____ Supplied information

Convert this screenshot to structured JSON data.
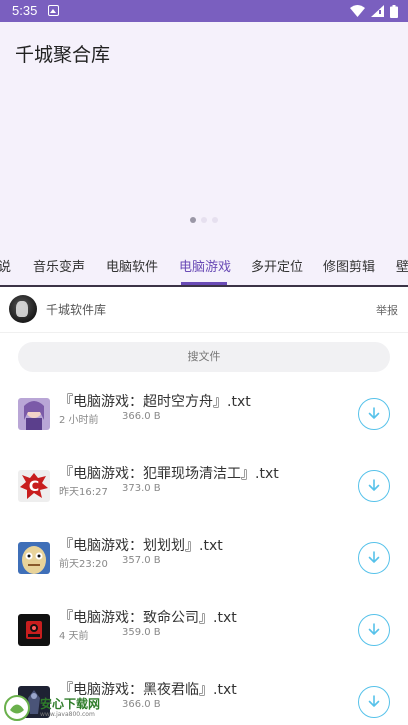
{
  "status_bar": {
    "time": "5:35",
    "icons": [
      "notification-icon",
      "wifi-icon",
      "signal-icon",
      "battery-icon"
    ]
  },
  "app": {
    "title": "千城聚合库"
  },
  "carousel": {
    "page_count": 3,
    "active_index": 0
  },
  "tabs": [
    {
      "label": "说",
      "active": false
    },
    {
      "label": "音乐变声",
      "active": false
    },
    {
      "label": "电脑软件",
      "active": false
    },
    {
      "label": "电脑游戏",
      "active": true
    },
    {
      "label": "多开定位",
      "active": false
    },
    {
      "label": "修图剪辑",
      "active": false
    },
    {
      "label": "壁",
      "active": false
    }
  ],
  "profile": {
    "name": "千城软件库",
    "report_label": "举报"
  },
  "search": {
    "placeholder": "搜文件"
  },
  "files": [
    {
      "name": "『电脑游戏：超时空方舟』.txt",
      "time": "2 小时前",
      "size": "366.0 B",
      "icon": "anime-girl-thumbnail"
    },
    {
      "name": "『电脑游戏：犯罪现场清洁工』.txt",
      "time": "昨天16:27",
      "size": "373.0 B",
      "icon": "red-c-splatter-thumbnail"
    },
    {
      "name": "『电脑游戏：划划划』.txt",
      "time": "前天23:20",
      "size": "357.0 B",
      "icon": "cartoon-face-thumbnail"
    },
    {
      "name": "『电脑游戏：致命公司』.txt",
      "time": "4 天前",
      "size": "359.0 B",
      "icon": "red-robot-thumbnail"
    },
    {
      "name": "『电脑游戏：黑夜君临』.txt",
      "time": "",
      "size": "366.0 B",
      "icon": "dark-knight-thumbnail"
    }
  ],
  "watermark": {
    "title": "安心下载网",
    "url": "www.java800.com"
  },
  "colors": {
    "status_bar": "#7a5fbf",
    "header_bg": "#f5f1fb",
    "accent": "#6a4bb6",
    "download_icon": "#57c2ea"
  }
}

________

## [Your task]
Transcribe the complete set of entries verbatim. No pictures belong in the copy.

## [Written response]
Convert this screenshot to structured JSON data.
{
  "status_bar": {
    "time": "5:35",
    "icons": [
      "notification-icon",
      "wifi-icon",
      "signal-icon",
      "battery-icon"
    ]
  },
  "app": {
    "title": "千城聚合库"
  },
  "carousel": {
    "page_count": 3,
    "active_index": 0
  },
  "tabs": [
    {
      "label": "说",
      "active": false
    },
    {
      "label": "音乐变声",
      "active": false
    },
    {
      "label": "电脑软件",
      "active": false
    },
    {
      "label": "电脑游戏",
      "active": true
    },
    {
      "label": "多开定位",
      "active": false
    },
    {
      "label": "修图剪辑",
      "active": false
    },
    {
      "label": "壁",
      "active": false
    }
  ],
  "profile": {
    "name": "千城软件库",
    "report_label": "举报"
  },
  "search": {
    "placeholder": "搜文件"
  },
  "files": [
    {
      "name": "『电脑游戏：超时空方舟』.txt",
      "time": "2 小时前",
      "size": "366.0 B",
      "icon": "anime-girl-thumbnail"
    },
    {
      "name": "『电脑游戏：犯罪现场清洁工』.txt",
      "time": "昨天16:27",
      "size": "373.0 B",
      "icon": "red-c-splatter-thumbnail"
    },
    {
      "name": "『电脑游戏：划划划』.txt",
      "time": "前天23:20",
      "size": "357.0 B",
      "icon": "cartoon-face-thumbnail"
    },
    {
      "name": "『电脑游戏：致命公司』.txt",
      "time": "4 天前",
      "size": "359.0 B",
      "icon": "red-robot-thumbnail"
    },
    {
      "name": "『电脑游戏：黑夜君临』.txt",
      "time": "",
      "size": "366.0 B",
      "icon": "dark-knight-thumbnail"
    }
  ],
  "watermark": {
    "title": "安心下载网",
    "url": "www.java800.com"
  },
  "colors": {
    "status_bar": "#7a5fbf",
    "header_bg": "#f5f1fb",
    "accent": "#6a4bb6",
    "download_icon": "#57c2ea"
  }
}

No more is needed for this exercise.